_EXERCISE BRIEF:_
Note each line that includes the word "this". Copy those lines.

**** DATA TO PROCESS

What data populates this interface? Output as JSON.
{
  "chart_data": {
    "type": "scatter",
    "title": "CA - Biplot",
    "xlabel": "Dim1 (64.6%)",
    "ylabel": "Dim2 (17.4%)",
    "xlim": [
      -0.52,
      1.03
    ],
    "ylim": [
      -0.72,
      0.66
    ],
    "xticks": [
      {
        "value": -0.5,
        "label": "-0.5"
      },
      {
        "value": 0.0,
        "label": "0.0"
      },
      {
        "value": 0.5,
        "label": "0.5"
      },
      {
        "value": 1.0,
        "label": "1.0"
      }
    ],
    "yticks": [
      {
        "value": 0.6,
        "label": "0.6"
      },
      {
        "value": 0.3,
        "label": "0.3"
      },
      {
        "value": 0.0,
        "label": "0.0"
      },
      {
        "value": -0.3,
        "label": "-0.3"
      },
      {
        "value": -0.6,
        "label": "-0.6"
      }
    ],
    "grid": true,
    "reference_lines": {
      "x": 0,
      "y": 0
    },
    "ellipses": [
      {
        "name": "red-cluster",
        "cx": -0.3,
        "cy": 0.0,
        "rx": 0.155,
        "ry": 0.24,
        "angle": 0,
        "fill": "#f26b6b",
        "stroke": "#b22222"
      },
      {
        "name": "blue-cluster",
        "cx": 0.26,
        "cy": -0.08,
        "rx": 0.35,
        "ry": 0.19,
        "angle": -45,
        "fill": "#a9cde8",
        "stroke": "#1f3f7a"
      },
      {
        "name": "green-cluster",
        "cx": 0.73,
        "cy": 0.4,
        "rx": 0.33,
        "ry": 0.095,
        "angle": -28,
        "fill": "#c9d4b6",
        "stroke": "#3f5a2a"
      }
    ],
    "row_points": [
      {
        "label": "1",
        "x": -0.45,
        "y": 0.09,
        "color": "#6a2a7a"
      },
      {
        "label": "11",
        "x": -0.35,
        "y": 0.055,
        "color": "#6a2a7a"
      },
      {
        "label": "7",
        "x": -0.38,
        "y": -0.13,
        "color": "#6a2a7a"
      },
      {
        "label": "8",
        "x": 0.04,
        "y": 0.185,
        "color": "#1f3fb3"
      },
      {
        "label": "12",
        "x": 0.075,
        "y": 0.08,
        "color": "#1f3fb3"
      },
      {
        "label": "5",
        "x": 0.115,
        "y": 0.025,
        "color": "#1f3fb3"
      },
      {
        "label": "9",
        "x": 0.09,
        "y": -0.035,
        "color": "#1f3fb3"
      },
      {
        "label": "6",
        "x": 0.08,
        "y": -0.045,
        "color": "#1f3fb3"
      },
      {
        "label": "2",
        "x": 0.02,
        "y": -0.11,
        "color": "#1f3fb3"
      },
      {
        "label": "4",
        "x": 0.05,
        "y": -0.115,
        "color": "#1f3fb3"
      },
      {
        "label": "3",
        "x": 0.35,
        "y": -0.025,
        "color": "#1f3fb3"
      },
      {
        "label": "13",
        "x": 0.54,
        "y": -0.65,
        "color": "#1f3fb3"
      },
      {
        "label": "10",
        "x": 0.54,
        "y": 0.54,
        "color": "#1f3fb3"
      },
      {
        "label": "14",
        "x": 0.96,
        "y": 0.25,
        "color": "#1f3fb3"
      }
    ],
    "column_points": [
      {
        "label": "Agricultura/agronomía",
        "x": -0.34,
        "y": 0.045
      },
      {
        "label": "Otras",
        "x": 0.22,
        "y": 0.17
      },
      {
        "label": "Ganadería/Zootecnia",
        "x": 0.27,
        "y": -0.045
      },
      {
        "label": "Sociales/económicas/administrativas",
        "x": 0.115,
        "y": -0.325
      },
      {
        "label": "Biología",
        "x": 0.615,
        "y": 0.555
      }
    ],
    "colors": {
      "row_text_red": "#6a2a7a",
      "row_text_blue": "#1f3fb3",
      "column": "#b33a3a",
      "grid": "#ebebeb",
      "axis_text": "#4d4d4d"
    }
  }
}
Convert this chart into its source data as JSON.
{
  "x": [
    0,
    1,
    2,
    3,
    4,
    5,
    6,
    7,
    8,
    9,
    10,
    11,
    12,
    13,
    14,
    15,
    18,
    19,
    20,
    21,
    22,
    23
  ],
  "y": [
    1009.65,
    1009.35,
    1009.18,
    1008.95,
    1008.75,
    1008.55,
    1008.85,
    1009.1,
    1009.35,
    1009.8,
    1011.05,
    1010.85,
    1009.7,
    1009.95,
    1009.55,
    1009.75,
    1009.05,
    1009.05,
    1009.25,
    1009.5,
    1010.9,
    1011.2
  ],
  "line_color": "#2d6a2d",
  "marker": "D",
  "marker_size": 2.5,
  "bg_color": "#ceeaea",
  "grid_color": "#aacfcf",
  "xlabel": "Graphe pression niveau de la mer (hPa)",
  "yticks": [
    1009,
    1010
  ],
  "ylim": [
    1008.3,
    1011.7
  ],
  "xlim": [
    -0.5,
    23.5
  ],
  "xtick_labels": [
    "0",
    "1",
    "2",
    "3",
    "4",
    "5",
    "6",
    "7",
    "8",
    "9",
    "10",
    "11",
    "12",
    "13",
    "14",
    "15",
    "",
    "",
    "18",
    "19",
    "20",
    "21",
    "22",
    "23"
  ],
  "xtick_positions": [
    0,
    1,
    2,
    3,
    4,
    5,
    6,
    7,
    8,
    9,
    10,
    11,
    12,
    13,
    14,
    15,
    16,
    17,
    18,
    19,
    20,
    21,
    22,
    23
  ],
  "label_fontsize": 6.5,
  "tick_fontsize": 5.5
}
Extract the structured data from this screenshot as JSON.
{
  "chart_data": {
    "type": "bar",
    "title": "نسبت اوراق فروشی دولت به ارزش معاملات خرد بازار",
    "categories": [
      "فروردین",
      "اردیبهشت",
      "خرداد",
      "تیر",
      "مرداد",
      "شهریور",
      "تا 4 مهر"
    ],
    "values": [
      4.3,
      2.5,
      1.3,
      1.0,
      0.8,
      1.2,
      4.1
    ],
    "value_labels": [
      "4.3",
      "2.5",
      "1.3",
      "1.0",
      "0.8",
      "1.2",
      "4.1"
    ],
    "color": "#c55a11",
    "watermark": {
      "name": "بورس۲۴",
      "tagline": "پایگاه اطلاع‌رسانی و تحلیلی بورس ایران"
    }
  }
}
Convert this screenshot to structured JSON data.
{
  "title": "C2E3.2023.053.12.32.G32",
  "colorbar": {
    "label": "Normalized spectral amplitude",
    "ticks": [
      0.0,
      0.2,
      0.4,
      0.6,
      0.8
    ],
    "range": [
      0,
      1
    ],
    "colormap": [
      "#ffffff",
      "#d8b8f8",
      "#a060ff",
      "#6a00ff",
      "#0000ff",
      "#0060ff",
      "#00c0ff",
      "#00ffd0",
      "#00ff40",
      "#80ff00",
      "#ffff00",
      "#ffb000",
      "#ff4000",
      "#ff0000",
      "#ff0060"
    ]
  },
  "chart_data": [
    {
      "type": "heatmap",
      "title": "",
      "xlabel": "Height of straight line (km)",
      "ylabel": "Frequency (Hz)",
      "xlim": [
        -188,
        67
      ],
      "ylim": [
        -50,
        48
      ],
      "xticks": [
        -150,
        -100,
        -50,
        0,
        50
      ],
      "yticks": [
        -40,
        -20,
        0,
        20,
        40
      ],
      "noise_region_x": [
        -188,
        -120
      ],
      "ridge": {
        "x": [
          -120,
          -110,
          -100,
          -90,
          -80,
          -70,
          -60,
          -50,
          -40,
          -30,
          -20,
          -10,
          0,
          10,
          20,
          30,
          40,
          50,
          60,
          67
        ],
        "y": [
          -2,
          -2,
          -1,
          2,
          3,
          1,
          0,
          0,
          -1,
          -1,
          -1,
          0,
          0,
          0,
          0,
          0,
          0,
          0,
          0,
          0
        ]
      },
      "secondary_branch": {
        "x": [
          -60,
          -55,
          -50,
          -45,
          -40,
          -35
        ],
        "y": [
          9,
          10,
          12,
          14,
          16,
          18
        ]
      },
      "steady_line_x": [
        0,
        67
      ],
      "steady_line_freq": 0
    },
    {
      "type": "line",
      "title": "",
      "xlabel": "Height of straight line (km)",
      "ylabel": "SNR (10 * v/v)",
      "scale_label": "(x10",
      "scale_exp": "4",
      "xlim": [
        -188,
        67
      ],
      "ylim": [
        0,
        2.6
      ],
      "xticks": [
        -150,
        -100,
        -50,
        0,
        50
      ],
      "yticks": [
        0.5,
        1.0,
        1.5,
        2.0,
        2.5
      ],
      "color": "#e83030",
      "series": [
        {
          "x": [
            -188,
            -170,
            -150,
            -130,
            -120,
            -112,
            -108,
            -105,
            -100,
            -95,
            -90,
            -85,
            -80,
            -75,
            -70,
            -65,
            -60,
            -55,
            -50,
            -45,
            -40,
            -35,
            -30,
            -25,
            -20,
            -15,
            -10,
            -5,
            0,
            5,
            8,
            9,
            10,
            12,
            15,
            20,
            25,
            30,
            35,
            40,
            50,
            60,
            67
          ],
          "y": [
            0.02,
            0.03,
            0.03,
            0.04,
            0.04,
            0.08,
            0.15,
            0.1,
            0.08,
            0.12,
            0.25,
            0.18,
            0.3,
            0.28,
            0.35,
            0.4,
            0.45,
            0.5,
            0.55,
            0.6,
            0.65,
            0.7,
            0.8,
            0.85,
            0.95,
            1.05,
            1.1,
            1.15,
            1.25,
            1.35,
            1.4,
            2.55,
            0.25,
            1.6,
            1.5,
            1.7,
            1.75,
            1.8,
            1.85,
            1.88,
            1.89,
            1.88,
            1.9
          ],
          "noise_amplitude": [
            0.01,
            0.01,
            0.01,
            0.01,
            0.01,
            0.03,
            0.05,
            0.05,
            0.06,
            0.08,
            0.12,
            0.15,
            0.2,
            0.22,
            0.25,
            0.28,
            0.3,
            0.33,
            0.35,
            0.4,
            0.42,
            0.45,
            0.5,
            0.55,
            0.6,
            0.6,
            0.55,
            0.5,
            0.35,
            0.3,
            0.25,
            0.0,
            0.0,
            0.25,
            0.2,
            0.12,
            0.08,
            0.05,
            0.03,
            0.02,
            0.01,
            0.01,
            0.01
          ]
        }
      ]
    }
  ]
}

********

_THE REPLY:_
What data populates this interface? Output as JSON.
Convert this chart into its source data as JSON.
Extract the structured data from this screenshot as JSON.
Convert this screenshot to structured JSON data.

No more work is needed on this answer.